** Begin Listed records **

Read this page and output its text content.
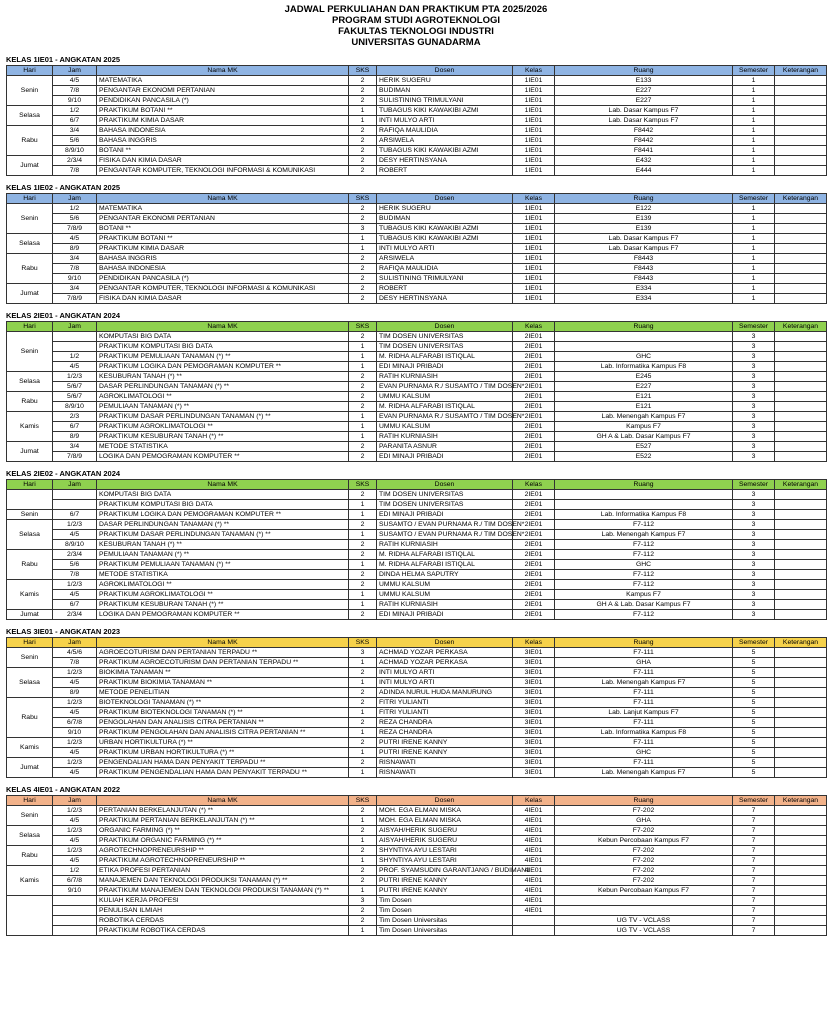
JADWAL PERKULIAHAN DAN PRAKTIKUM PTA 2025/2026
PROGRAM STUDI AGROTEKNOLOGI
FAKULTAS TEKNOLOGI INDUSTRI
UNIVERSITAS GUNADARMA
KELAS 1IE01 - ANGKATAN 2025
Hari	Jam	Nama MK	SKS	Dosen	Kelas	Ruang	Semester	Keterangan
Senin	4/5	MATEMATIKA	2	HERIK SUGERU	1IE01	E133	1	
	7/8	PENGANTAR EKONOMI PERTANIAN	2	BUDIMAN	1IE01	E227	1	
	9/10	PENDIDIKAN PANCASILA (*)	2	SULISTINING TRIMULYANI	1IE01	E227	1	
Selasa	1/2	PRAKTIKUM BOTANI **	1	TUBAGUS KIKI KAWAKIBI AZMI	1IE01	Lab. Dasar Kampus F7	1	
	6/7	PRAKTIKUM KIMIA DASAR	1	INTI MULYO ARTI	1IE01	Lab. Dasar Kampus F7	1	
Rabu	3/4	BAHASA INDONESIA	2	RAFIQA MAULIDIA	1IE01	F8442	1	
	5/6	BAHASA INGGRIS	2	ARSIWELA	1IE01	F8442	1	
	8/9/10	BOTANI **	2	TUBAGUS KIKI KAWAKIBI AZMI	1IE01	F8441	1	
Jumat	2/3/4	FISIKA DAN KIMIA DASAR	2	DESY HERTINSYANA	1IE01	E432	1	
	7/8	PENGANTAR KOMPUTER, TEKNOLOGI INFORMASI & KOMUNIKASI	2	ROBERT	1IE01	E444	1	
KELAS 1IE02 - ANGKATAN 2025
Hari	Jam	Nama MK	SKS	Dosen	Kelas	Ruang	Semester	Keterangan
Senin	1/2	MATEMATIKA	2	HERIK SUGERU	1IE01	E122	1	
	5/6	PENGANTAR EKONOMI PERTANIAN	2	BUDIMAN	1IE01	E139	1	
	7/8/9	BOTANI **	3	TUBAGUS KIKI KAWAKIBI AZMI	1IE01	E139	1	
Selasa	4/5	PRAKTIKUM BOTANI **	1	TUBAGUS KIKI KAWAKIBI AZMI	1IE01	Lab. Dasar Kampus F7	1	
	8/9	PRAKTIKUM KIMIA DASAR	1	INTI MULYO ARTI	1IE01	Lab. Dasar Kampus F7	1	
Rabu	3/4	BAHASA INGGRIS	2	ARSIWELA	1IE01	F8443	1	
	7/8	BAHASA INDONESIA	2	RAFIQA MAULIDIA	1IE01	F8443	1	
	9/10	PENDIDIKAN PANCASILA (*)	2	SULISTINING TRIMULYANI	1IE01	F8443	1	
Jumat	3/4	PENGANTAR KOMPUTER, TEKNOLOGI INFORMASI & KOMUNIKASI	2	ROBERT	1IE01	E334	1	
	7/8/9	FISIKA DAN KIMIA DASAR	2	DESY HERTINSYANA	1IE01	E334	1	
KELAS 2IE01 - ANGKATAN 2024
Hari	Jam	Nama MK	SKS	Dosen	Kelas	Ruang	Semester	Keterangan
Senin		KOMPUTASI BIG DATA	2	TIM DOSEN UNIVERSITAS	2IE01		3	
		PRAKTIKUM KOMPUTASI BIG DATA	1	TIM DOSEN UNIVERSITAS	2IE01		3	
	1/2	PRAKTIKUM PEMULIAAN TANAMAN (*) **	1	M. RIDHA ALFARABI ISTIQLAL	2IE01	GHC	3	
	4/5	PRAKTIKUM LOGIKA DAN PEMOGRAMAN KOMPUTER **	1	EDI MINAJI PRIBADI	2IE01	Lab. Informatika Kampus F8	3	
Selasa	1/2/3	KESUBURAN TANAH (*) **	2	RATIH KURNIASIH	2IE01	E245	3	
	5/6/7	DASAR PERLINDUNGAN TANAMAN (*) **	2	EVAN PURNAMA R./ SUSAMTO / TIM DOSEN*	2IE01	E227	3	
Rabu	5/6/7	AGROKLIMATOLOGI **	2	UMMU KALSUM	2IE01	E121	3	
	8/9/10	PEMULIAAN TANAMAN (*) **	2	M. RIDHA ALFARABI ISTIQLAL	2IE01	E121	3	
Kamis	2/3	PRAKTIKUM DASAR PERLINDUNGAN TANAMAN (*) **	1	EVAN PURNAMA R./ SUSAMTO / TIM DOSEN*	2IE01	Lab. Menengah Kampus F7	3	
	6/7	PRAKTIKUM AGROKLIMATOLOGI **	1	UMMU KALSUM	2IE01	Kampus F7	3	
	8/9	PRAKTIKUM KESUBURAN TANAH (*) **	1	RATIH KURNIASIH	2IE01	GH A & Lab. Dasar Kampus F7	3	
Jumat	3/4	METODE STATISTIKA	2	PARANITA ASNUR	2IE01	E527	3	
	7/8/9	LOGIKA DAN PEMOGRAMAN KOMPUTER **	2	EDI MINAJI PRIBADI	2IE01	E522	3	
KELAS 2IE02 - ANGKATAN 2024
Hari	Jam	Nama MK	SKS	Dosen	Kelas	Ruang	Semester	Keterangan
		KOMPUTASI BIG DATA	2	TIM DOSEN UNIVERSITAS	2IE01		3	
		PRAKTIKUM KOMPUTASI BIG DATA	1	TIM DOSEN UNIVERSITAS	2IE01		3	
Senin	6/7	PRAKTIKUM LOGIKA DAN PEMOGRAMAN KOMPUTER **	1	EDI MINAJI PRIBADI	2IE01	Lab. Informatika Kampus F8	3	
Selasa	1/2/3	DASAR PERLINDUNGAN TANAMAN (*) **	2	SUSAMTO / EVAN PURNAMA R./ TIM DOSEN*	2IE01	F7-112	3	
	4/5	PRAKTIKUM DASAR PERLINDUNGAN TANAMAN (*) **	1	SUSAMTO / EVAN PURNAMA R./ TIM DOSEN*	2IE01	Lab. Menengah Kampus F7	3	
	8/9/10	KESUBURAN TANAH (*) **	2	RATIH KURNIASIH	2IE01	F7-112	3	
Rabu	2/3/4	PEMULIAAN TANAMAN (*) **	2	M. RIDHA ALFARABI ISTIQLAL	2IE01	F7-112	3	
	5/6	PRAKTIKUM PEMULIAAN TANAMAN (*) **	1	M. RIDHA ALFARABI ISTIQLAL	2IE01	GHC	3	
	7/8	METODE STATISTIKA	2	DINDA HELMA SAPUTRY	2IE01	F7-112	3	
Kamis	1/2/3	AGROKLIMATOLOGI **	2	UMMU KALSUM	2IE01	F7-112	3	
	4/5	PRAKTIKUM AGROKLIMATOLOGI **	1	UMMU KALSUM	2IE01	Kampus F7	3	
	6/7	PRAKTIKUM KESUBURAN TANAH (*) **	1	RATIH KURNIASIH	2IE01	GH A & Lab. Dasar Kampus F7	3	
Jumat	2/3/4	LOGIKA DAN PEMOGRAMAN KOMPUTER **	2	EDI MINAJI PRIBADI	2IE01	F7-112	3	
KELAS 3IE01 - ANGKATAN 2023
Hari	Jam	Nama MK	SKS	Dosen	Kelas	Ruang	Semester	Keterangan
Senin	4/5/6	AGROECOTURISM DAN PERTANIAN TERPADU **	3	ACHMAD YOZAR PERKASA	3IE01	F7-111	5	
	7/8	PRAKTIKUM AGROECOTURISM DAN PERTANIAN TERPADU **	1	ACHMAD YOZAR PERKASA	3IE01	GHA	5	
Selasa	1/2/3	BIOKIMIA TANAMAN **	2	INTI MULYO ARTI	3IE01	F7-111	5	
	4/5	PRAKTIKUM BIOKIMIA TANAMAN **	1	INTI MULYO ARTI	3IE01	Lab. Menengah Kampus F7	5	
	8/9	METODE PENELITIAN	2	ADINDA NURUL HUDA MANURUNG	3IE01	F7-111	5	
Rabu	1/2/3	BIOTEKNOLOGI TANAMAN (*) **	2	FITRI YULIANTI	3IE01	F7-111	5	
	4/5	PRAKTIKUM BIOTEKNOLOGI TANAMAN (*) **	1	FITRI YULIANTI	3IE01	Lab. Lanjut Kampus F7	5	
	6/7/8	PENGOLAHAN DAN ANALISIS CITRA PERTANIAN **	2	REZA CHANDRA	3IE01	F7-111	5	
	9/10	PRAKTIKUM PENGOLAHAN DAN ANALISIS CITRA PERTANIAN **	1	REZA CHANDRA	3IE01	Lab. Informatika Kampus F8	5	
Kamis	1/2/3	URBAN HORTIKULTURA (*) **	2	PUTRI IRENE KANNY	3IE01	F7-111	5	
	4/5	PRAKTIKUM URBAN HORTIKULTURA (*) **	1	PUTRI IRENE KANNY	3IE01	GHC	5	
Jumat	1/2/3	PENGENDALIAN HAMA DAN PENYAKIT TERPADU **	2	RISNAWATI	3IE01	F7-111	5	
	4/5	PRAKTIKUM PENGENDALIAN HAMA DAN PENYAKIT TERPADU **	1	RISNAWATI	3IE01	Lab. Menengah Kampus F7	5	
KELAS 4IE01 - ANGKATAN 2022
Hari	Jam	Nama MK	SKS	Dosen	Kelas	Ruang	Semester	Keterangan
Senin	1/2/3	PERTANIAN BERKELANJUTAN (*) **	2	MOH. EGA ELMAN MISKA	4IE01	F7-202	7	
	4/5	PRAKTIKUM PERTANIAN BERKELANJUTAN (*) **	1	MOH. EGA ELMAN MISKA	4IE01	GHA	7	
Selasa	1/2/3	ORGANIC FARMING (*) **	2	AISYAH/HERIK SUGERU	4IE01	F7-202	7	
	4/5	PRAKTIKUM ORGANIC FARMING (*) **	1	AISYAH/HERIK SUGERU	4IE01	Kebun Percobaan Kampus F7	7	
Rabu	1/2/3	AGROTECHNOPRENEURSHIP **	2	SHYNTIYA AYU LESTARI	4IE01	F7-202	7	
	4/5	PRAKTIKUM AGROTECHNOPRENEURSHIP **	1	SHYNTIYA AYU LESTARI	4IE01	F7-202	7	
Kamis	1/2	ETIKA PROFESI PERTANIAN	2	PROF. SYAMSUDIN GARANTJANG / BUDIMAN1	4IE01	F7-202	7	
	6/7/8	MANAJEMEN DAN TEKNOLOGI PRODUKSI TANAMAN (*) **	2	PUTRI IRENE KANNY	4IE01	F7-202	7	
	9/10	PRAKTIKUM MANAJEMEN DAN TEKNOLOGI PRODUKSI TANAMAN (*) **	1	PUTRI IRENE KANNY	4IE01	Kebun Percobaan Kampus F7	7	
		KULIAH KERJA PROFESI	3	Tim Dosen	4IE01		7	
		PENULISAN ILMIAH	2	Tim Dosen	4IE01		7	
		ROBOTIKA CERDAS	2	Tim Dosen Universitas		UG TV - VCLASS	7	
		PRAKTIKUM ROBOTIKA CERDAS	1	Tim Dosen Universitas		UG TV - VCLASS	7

** End Listed records **
** Begin Listed records **

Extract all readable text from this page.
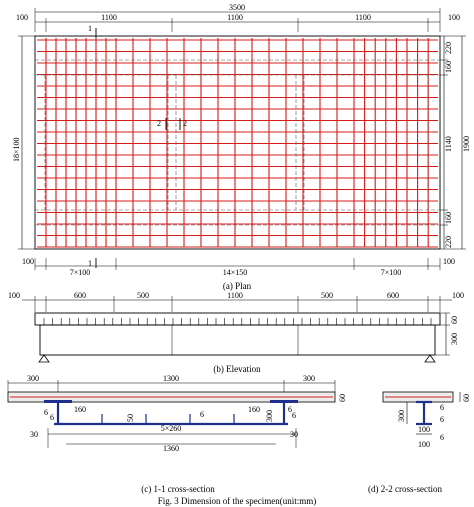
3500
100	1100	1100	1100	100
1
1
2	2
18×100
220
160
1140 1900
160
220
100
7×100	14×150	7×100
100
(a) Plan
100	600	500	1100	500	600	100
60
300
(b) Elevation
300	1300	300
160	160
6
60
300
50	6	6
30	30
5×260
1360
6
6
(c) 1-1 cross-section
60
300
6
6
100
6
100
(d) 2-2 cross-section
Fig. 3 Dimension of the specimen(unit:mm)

** End Listed records **
** Begin Listed records **

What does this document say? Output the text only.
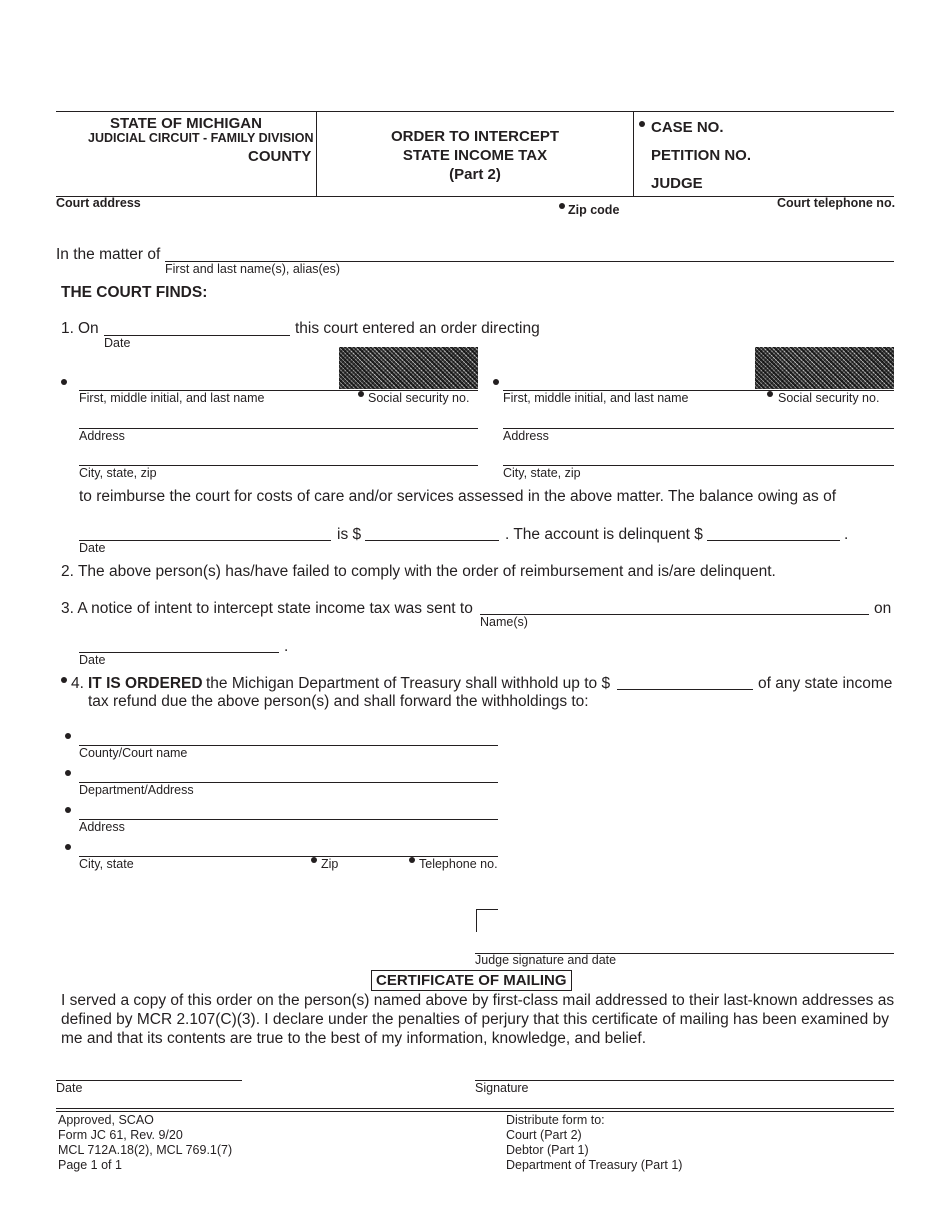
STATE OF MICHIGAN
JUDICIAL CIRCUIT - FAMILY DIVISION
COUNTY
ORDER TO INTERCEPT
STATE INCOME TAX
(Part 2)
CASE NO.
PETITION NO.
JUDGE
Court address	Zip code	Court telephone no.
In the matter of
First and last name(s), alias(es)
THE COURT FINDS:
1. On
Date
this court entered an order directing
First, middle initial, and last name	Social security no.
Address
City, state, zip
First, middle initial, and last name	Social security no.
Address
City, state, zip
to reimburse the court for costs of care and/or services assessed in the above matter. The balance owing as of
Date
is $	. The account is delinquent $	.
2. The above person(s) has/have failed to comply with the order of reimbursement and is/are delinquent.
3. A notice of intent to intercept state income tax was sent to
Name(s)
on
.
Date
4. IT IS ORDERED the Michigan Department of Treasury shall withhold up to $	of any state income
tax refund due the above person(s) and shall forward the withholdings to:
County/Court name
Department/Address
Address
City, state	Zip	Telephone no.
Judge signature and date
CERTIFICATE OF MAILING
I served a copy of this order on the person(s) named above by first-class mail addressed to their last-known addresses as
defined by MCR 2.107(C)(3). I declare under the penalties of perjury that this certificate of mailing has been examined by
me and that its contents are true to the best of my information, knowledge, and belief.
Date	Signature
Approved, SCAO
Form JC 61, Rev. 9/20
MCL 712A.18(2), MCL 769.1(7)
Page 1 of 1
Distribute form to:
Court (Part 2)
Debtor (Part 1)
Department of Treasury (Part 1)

** End Listed records **

* _Stated problem_
Check every line of the material for the string "YULIANTI" and give the number of lines that have it, without anything else.

* _Exercise solution_
2